**Problem to work on:**
The output should consist solely of the line containing "Extract all the data from this chart as JSON." and the lines that follow it through the end of the data below.

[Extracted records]

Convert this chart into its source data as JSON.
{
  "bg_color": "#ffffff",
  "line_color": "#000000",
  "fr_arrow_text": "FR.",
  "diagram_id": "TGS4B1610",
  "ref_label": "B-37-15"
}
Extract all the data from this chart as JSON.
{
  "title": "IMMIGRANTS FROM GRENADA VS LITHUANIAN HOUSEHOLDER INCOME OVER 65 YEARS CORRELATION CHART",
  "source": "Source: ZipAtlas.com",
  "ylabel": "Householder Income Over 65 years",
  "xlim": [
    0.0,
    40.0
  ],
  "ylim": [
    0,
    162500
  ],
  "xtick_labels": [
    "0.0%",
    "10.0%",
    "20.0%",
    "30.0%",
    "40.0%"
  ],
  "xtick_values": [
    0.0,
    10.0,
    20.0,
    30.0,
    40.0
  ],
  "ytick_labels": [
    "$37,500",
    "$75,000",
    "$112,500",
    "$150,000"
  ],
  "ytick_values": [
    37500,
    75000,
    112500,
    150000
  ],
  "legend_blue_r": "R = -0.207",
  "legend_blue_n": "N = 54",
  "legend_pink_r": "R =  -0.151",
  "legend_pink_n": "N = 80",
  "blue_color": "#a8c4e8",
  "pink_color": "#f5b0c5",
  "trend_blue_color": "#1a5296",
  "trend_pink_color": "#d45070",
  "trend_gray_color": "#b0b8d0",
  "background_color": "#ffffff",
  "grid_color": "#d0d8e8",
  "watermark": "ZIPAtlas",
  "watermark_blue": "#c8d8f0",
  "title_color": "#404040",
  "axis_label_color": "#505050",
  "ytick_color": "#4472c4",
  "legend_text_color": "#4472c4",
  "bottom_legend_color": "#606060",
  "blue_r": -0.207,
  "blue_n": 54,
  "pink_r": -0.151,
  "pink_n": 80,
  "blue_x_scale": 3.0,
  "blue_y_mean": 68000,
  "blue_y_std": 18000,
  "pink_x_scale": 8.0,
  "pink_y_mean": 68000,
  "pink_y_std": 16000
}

**Exercise output:**
Extract all the data from this chart as JSON.
{
  "title": "IMMIGRANTS FROM GRENADA VS LITHUANIAN HOUSEHOLDER INCOME OVER 65 YEARS CORRELATION CHART",
  "source": "Source: ZipAtlas.com",
  "ylabel": "Householder Income Over 65 years",
  "xlim": [
    0.0,
    40.0
  ],
  "ylim": [
    0,
    162500
  ],
  "xtick_labels": [
    "0.0%",
    "10.0%",
    "20.0%",
    "30.0%",
    "40.0%"
  ],
  "xtick_values": [
    0.0,
    10.0,
    20.0,
    30.0,
    40.0
  ],
  "ytick_labels": [
    "$37,500",
    "$75,000",
    "$112,500",
    "$150,000"
  ],
  "ytick_values": [
    37500,
    75000,
    112500,
    150000
  ],
  "legend_blue_r": "R = -0.207",
  "legend_blue_n": "N = 54",
  "legend_pink_r": "R =  -0.151",
  "legend_pink_n": "N = 80",
  "blue_color": "#a8c4e8",
  "pink_color": "#f5b0c5",
  "trend_blue_color": "#1a5296",
  "trend_pink_color": "#d45070",
  "trend_gray_color": "#b0b8d0",
  "background_color": "#ffffff",
  "grid_color": "#d0d8e8",
  "watermark": "ZIPAtlas",
  "watermark_blue": "#c8d8f0",
  "title_color": "#404040",
  "axis_label_color": "#505050",
  "ytick_color": "#4472c4",
  "legend_text_color": "#4472c4",
  "bottom_legend_color": "#606060",
  "blue_r": -0.207,
  "blue_n": 54,
  "pink_r": -0.151,
  "pink_n": 80,
  "blue_x_scale": 3.0,
  "blue_y_mean": 68000,
  "blue_y_std": 18000,
  "pink_x_scale": 8.0,
  "pink_y_mean": 68000,
  "pink_y_std": 16000
}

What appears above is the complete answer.